What you are asked to do:
Give back the whole listing exactly as shown.

Task material:

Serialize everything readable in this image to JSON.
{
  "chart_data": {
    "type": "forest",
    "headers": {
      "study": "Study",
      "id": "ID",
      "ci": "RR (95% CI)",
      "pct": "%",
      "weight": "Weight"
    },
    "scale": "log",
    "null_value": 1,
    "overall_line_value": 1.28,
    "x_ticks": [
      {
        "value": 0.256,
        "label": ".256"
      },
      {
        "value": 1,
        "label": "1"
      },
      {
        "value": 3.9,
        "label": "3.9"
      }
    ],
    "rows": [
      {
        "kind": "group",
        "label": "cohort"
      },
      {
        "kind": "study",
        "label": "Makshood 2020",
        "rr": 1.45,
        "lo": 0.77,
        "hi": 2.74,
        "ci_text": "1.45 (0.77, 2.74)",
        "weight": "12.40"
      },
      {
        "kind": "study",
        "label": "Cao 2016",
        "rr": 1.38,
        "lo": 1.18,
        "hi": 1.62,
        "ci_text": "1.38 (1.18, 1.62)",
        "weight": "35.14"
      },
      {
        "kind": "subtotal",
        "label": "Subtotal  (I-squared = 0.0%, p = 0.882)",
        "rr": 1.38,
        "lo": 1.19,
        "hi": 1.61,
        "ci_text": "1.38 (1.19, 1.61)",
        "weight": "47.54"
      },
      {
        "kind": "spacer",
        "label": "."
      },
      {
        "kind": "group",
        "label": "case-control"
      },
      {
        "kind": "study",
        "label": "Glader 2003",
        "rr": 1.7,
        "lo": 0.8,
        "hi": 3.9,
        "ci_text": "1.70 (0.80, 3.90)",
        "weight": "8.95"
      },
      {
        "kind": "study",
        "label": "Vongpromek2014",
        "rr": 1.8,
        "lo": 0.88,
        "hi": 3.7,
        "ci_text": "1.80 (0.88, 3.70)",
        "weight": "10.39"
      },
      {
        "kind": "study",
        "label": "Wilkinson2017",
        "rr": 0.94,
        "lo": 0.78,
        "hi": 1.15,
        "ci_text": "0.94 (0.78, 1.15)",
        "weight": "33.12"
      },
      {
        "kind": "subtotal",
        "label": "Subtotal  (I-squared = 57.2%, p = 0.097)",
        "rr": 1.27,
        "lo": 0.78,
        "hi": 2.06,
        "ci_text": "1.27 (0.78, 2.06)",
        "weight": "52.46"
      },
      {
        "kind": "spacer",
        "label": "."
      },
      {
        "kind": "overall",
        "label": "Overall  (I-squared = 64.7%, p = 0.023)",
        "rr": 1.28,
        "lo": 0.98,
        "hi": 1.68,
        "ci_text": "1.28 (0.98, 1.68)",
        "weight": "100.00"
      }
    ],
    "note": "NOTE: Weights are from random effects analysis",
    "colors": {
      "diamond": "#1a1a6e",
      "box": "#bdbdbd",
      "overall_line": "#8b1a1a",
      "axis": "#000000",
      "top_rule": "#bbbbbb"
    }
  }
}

Solution to the exercise:
Serialize everything readable in this image to JSON.
{
  "chart_data": {
    "type": "forest",
    "headers": {
      "study": "Study",
      "id": "ID",
      "ci": "RR (95% CI)",
      "pct": "%",
      "weight": "Weight"
    },
    "scale": "log",
    "null_value": 1,
    "overall_line_value": 1.28,
    "x_ticks": [
      {
        "value": 0.256,
        "label": ".256"
      },
      {
        "value": 1,
        "label": "1"
      },
      {
        "value": 3.9,
        "label": "3.9"
      }
    ],
    "rows": [
      {
        "kind": "group",
        "label": "cohort"
      },
      {
        "kind": "study",
        "label": "Makshood 2020",
        "rr": 1.45,
        "lo": 0.77,
        "hi": 2.74,
        "ci_text": "1.45 (0.77, 2.74)",
        "weight": "12.40"
      },
      {
        "kind": "study",
        "label": "Cao 2016",
        "rr": 1.38,
        "lo": 1.18,
        "hi": 1.62,
        "ci_text": "1.38 (1.18, 1.62)",
        "weight": "35.14"
      },
      {
        "kind": "subtotal",
        "label": "Subtotal  (I-squared = 0.0%, p = 0.882)",
        "rr": 1.38,
        "lo": 1.19,
        "hi": 1.61,
        "ci_text": "1.38 (1.19, 1.61)",
        "weight": "47.54"
      },
      {
        "kind": "spacer",
        "label": "."
      },
      {
        "kind": "group",
        "label": "case-control"
      },
      {
        "kind": "study",
        "label": "Glader 2003",
        "rr": 1.7,
        "lo": 0.8,
        "hi": 3.9,
        "ci_text": "1.70 (0.80, 3.90)",
        "weight": "8.95"
      },
      {
        "kind": "study",
        "label": "Vongpromek2014",
        "rr": 1.8,
        "lo": 0.88,
        "hi": 3.7,
        "ci_text": "1.80 (0.88, 3.70)",
        "weight": "10.39"
      },
      {
        "kind": "study",
        "label": "Wilkinson2017",
        "rr": 0.94,
        "lo": 0.78,
        "hi": 1.15,
        "ci_text": "0.94 (0.78, 1.15)",
        "weight": "33.12"
      },
      {
        "kind": "subtotal",
        "label": "Subtotal  (I-squared = 57.2%, p = 0.097)",
        "rr": 1.27,
        "lo": 0.78,
        "hi": 2.06,
        "ci_text": "1.27 (0.78, 2.06)",
        "weight": "52.46"
      },
      {
        "kind": "spacer",
        "label": "."
      },
      {
        "kind": "overall",
        "label": "Overall  (I-squared = 64.7%, p = 0.023)",
        "rr": 1.28,
        "lo": 0.98,
        "hi": 1.68,
        "ci_text": "1.28 (0.98, 1.68)",
        "weight": "100.00"
      }
    ],
    "note": "NOTE: Weights are from random effects analysis",
    "colors": {
      "diamond": "#1a1a6e",
      "box": "#bdbdbd",
      "overall_line": "#8b1a1a",
      "axis": "#000000",
      "top_rule": "#bbbbbb"
    }
  }
}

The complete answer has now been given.